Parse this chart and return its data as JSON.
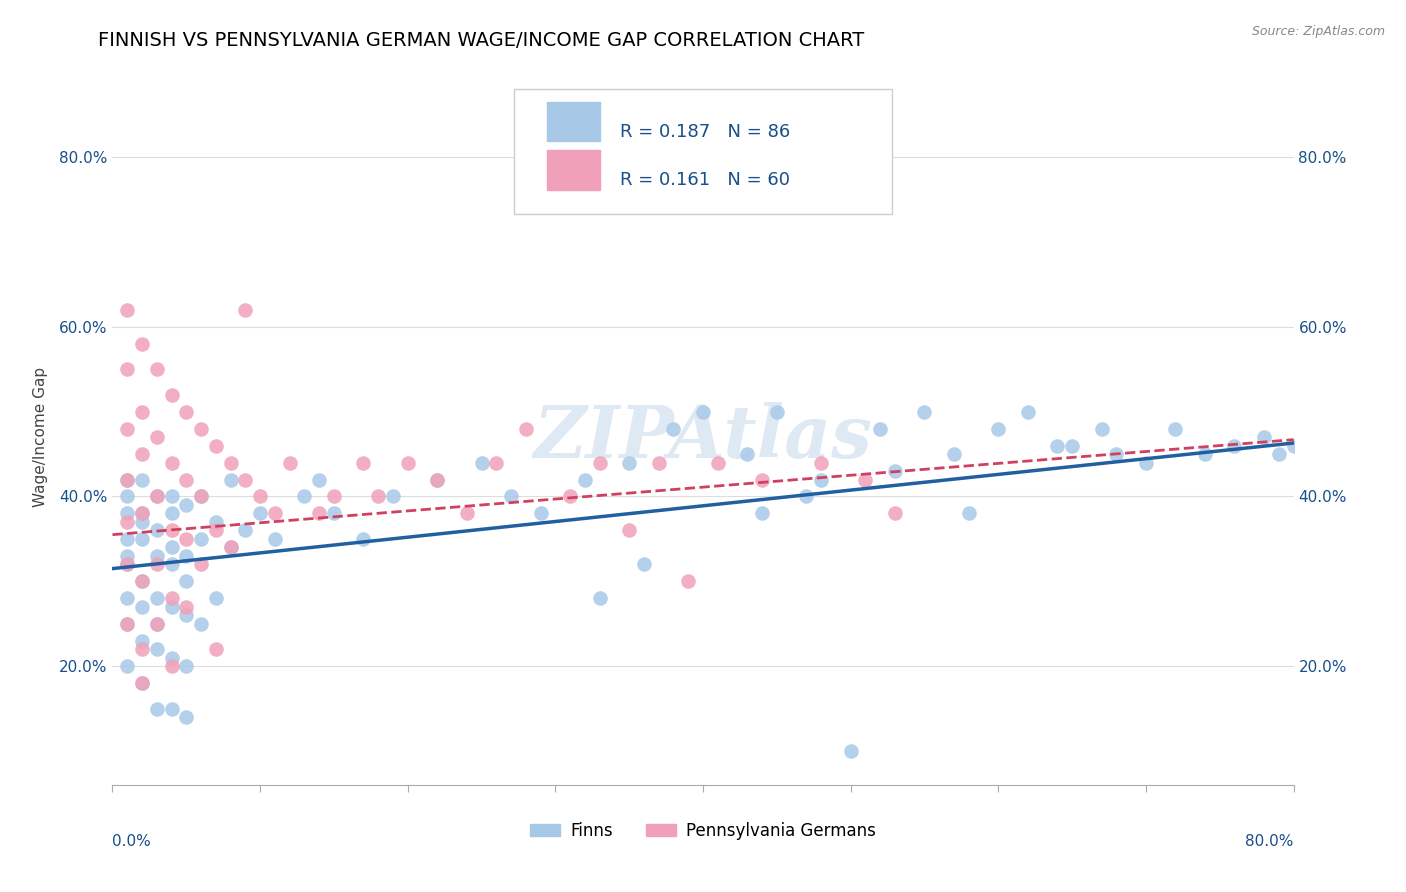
{
  "title": "FINNISH VS PENNSYLVANIA GERMAN WAGE/INCOME GAP CORRELATION CHART",
  "source": "Source: ZipAtlas.com",
  "ylabel": "Wage/Income Gap",
  "legend_label1": "Finns",
  "legend_label2": "Pennsylvania Germans",
  "r1": 0.187,
  "n1": 86,
  "r2": 0.161,
  "n2": 60,
  "color_blue": "#a8c8e8",
  "color_pink": "#f0a0b8",
  "color_blue_line": "#2060a0",
  "color_pink_line": "#d04060",
  "color_blue_text": "#1a4f8a",
  "bg_color": "#ffffff",
  "grid_color": "#dddddd",
  "watermark": "ZIPAtlas",
  "xmin": 0.0,
  "xmax": 0.8,
  "ymin": 0.06,
  "ymax": 0.88,
  "yticks": [
    0.2,
    0.4,
    0.6,
    0.8
  ],
  "ytick_labels": [
    "20.0%",
    "40.0%",
    "60.0%",
    "80.0%"
  ],
  "blue_intercept": 0.315,
  "blue_slope": 0.185,
  "pink_intercept": 0.355,
  "pink_slope": 0.14,
  "title_fontsize": 14,
  "axis_label_fontsize": 11,
  "tick_fontsize": 11,
  "watermark_fontsize": 52,
  "blue_x_raw": [
    0.01,
    0.01,
    0.01,
    0.01,
    0.01,
    0.01,
    0.01,
    0.01,
    0.01,
    0.02,
    0.02,
    0.02,
    0.02,
    0.02,
    0.02,
    0.02,
    0.02,
    0.03,
    0.03,
    0.03,
    0.03,
    0.03,
    0.03,
    0.03,
    0.04,
    0.04,
    0.04,
    0.04,
    0.04,
    0.04,
    0.04,
    0.05,
    0.05,
    0.05,
    0.05,
    0.05,
    0.05,
    0.06,
    0.06,
    0.06,
    0.07,
    0.07,
    0.08,
    0.08,
    0.09,
    0.1,
    0.11,
    0.13,
    0.14,
    0.15,
    0.17,
    0.19,
    0.22,
    0.25,
    0.27,
    0.29,
    0.32,
    0.35,
    0.38,
    0.4,
    0.43,
    0.45,
    0.48,
    0.5,
    0.52,
    0.55,
    0.57,
    0.6,
    0.62,
    0.65,
    0.68,
    0.7,
    0.72,
    0.74,
    0.76,
    0.78,
    0.79,
    0.8,
    0.33,
    0.36,
    0.44,
    0.47,
    0.53,
    0.58,
    0.64,
    0.67
  ],
  "blue_y_raw": [
    0.35,
    0.38,
    0.32,
    0.4,
    0.28,
    0.42,
    0.25,
    0.33,
    0.2,
    0.37,
    0.3,
    0.42,
    0.23,
    0.35,
    0.27,
    0.38,
    0.18,
    0.36,
    0.28,
    0.4,
    0.22,
    0.33,
    0.15,
    0.25,
    0.34,
    0.27,
    0.4,
    0.21,
    0.32,
    0.15,
    0.38,
    0.33,
    0.26,
    0.39,
    0.2,
    0.3,
    0.14,
    0.35,
    0.25,
    0.4,
    0.37,
    0.28,
    0.34,
    0.42,
    0.36,
    0.38,
    0.35,
    0.4,
    0.42,
    0.38,
    0.35,
    0.4,
    0.42,
    0.44,
    0.4,
    0.38,
    0.42,
    0.44,
    0.48,
    0.5,
    0.45,
    0.5,
    0.42,
    0.1,
    0.48,
    0.5,
    0.45,
    0.48,
    0.5,
    0.46,
    0.45,
    0.44,
    0.48,
    0.45,
    0.46,
    0.47,
    0.45,
    0.46,
    0.28,
    0.32,
    0.38,
    0.4,
    0.43,
    0.38,
    0.46,
    0.48
  ],
  "pink_x_raw": [
    0.01,
    0.01,
    0.01,
    0.01,
    0.01,
    0.01,
    0.01,
    0.02,
    0.02,
    0.02,
    0.02,
    0.02,
    0.02,
    0.02,
    0.03,
    0.03,
    0.03,
    0.03,
    0.03,
    0.04,
    0.04,
    0.04,
    0.04,
    0.04,
    0.05,
    0.05,
    0.05,
    0.05,
    0.06,
    0.06,
    0.06,
    0.07,
    0.07,
    0.08,
    0.08,
    0.09,
    0.1,
    0.11,
    0.12,
    0.14,
    0.15,
    0.17,
    0.18,
    0.2,
    0.22,
    0.24,
    0.26,
    0.28,
    0.31,
    0.33,
    0.35,
    0.37,
    0.39,
    0.41,
    0.44,
    0.48,
    0.51,
    0.53,
    0.07,
    0.09
  ],
  "pink_y_raw": [
    0.62,
    0.55,
    0.48,
    0.42,
    0.37,
    0.32,
    0.25,
    0.58,
    0.5,
    0.45,
    0.38,
    0.3,
    0.22,
    0.18,
    0.55,
    0.47,
    0.4,
    0.32,
    0.25,
    0.52,
    0.44,
    0.36,
    0.28,
    0.2,
    0.5,
    0.42,
    0.35,
    0.27,
    0.48,
    0.4,
    0.32,
    0.46,
    0.36,
    0.44,
    0.34,
    0.42,
    0.4,
    0.38,
    0.44,
    0.38,
    0.4,
    0.44,
    0.4,
    0.44,
    0.42,
    0.38,
    0.44,
    0.48,
    0.4,
    0.44,
    0.36,
    0.44,
    0.3,
    0.44,
    0.42,
    0.44,
    0.42,
    0.38,
    0.22,
    0.62
  ]
}
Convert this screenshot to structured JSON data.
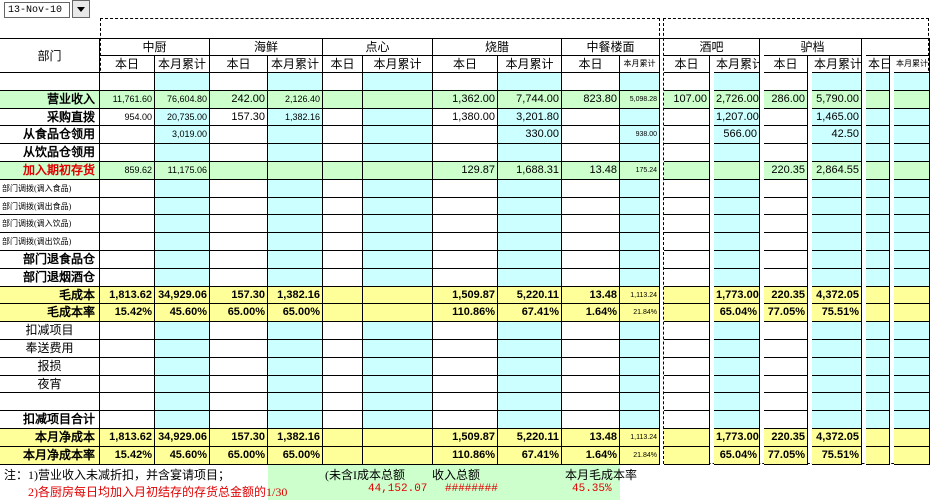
{
  "date_cell": "13-Nov-10",
  "header": {
    "dept_label": "部门",
    "groups": [
      "中厨",
      "海鲜",
      "点心",
      "烧腊",
      "中餐楼面",
      "酒吧",
      "驴档"
    ],
    "subheaders": [
      "本日",
      "本月累计",
      "本日",
      "本月累计",
      "本日",
      "本月累计",
      "本日",
      "本月累计",
      "本日",
      "本月累计",
      "本日",
      "本月累计",
      "本日",
      "本月累计",
      "本日",
      "本月累计"
    ]
  },
  "rows": [
    {
      "label": null,
      "cells": [
        null,
        null,
        null,
        null,
        null,
        null,
        null,
        null,
        null,
        null,
        null,
        null,
        null,
        null,
        null,
        null
      ]
    },
    {
      "label": "营业收入",
      "cells": [
        "11,761.60",
        "76,604.80",
        "242.00",
        "2,126.40",
        null,
        null,
        "1,362.00",
        "7,744.00",
        "823.80",
        "5,098.28",
        "107.00",
        "2,726.00",
        "286.00",
        "5,790.00",
        null,
        null
      ]
    },
    {
      "label": "采购直拨",
      "cells": [
        "954.00",
        "20,735.00",
        "157.30",
        "1,382.16",
        null,
        null,
        "1,380.00",
        "3,201.80",
        null,
        null,
        null,
        "1,207.00",
        null,
        "1,465.00",
        null,
        null
      ]
    },
    {
      "label": "从食品仓领用",
      "cells": [
        null,
        "3,019.00",
        null,
        null,
        null,
        null,
        null,
        "330.00",
        null,
        "938.00",
        null,
        "566.00",
        null,
        "42.50",
        null,
        null
      ]
    },
    {
      "label": "从饮品仓领用",
      "cells": [
        null,
        null,
        null,
        null,
        null,
        null,
        null,
        null,
        null,
        null,
        null,
        null,
        null,
        null,
        null,
        null
      ]
    },
    {
      "label": "加入期初存货",
      "cells": [
        "859.62",
        "11,175.06",
        null,
        null,
        null,
        null,
        "129.87",
        "1,688.31",
        "13.48",
        "175.24",
        null,
        null,
        "220.35",
        "2,864.55",
        null,
        null
      ]
    },
    {
      "label": "部门调拨(调入食品)",
      "cells": [
        null,
        null,
        null,
        null,
        null,
        null,
        null,
        null,
        null,
        null,
        null,
        null,
        null,
        null,
        null,
        null
      ]
    },
    {
      "label": "部门调拨(调出食品)",
      "cells": [
        null,
        null,
        null,
        null,
        null,
        null,
        null,
        null,
        null,
        null,
        null,
        null,
        null,
        null,
        null,
        null
      ]
    },
    {
      "label": "部门调拨(调入饮品)",
      "cells": [
        null,
        null,
        null,
        null,
        null,
        null,
        null,
        null,
        null,
        null,
        null,
        null,
        null,
        null,
        null,
        null
      ]
    },
    {
      "label": "部门调拨(调出饮品)",
      "cells": [
        null,
        null,
        null,
        null,
        null,
        null,
        null,
        null,
        null,
        null,
        null,
        null,
        null,
        null,
        null,
        null
      ]
    },
    {
      "label": "部门退食品仓",
      "cells": [
        null,
        null,
        null,
        null,
        null,
        null,
        null,
        null,
        null,
        null,
        null,
        null,
        null,
        null,
        null,
        null
      ]
    },
    {
      "label": "部门退烟酒仓",
      "cells": [
        null,
        null,
        null,
        null,
        null,
        null,
        null,
        null,
        null,
        null,
        null,
        null,
        null,
        null,
        null,
        null
      ]
    },
    {
      "label": "毛成本",
      "cells": [
        "1,813.62",
        "34,929.06",
        "157.30",
        "1,382.16",
        null,
        null,
        "1,509.87",
        "5,220.11",
        "13.48",
        "1,113.24",
        null,
        "1,773.00",
        "220.35",
        "4,372.05",
        null,
        null
      ]
    },
    {
      "label": "毛成本率",
      "cells": [
        "15.42%",
        "45.60%",
        "65.00%",
        "65.00%",
        null,
        null,
        "110.86%",
        "67.41%",
        "1.64%",
        "21.84%",
        null,
        "65.04%",
        "77.05%",
        "75.51%",
        null,
        null
      ]
    },
    {
      "label": "扣减项目",
      "cells": [
        null,
        null,
        null,
        null,
        null,
        null,
        null,
        null,
        null,
        null,
        null,
        null,
        null,
        null,
        null,
        null
      ]
    },
    {
      "label": "奉送费用",
      "cells": [
        null,
        null,
        null,
        null,
        null,
        null,
        null,
        null,
        null,
        null,
        null,
        null,
        null,
        null,
        null,
        null
      ]
    },
    {
      "label": "报损",
      "cells": [
        null,
        null,
        null,
        null,
        null,
        null,
        null,
        null,
        null,
        null,
        null,
        null,
        null,
        null,
        null,
        null
      ]
    },
    {
      "label": "夜宵",
      "cells": [
        null,
        null,
        null,
        null,
        null,
        null,
        null,
        null,
        null,
        null,
        null,
        null,
        null,
        null,
        null,
        null
      ]
    },
    {
      "label": null,
      "cells": [
        null,
        null,
        null,
        null,
        null,
        null,
        null,
        null,
        null,
        null,
        null,
        null,
        null,
        null,
        null,
        null
      ]
    },
    {
      "label": "扣减项目合计",
      "cells": [
        null,
        null,
        null,
        null,
        null,
        null,
        null,
        null,
        null,
        null,
        null,
        null,
        null,
        null,
        null,
        null
      ]
    },
    {
      "label": "本月净成本",
      "cells": [
        "1,813.62",
        "34,929.06",
        "157.30",
        "1,382.16",
        null,
        null,
        "1,509.87",
        "5,220.11",
        "13.48",
        "1,113.24",
        null,
        "1,773.00",
        "220.35",
        "4,372.05",
        null,
        null
      ]
    },
    {
      "label": "本月净成本率",
      "cells": [
        "15.42%",
        "45.60%",
        "65.00%",
        "65.00%",
        null,
        null,
        "110.86%",
        "67.41%",
        "1.64%",
        "21.84%",
        null,
        "65.04%",
        "77.05%",
        "75.51%",
        null,
        null
      ]
    }
  ],
  "notes": {
    "line1": "注：1)营业收入未减折扣，并含宴请项目；",
    "line2": "2)各厨房每日均加入月初结存的存货总金额的1/30",
    "col_a": "(未含I成本总额",
    "col_b": "收入总额",
    "col_c": "本月毛成本率",
    "val_a": "44,152.07",
    "val_b": "########",
    "val_c": "45.35%"
  }
}
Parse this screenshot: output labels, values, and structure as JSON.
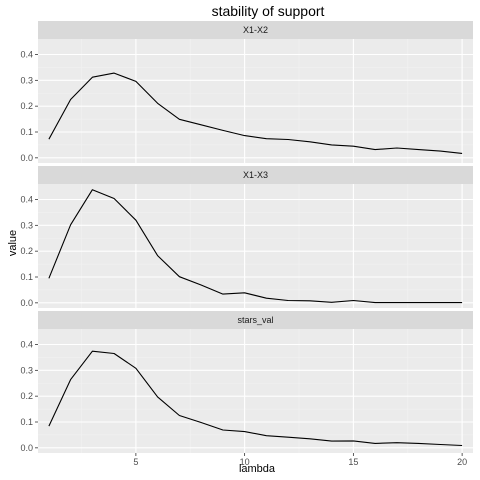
{
  "chart_data": {
    "type": "line",
    "title": "stability of support",
    "xlabel": "lambda",
    "ylabel": "value",
    "xlim": [
      0.5,
      20.5
    ],
    "ylim": [
      -0.02,
      0.46
    ],
    "xticks": [
      5,
      10,
      15,
      20
    ],
    "yticks": [
      0.0,
      0.1,
      0.2,
      0.3,
      0.4
    ],
    "ytick_labels": [
      "0.0",
      "0.1",
      "0.2",
      "0.3",
      "0.4"
    ],
    "grid": true,
    "facets": [
      "X1-X2",
      "X1-X3",
      "stars_val"
    ],
    "x": [
      1,
      2,
      3,
      4,
      5,
      6,
      7,
      8,
      9,
      10,
      11,
      12,
      13,
      14,
      15,
      16,
      17,
      18,
      19,
      20
    ],
    "series": [
      {
        "facet": "X1-X2",
        "values": [
          0.072,
          0.226,
          0.312,
          0.328,
          0.296,
          0.211,
          0.149,
          0.128,
          0.106,
          0.086,
          0.074,
          0.071,
          0.062,
          0.05,
          0.045,
          0.032,
          0.038,
          0.032,
          0.026,
          0.017
        ]
      },
      {
        "facet": "X1-X3",
        "values": [
          0.095,
          0.302,
          0.438,
          0.404,
          0.32,
          0.183,
          0.101,
          0.069,
          0.034,
          0.039,
          0.018,
          0.009,
          0.008,
          0.002,
          0.009,
          0.001,
          0.001,
          0.001,
          0.001,
          0.001
        ]
      },
      {
        "facet": "stars_val",
        "values": [
          0.084,
          0.264,
          0.374,
          0.365,
          0.308,
          0.197,
          0.125,
          0.098,
          0.069,
          0.063,
          0.047,
          0.041,
          0.035,
          0.026,
          0.027,
          0.017,
          0.02,
          0.017,
          0.013,
          0.009
        ]
      }
    ]
  },
  "colors": {
    "panel_bg": "#ebebeb",
    "strip_bg": "#d9d9d9",
    "grid_major": "#ffffff",
    "grid_minor": "#f2f2f2",
    "line": "#000000",
    "tick": "#333333"
  }
}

What to produce –
Which lines above contain "screenshot"? Show each of them.

Exercise answer –
Convert this screenshot to structured JSON data.
Parse this screenshot: output labels, values, and structure as JSON.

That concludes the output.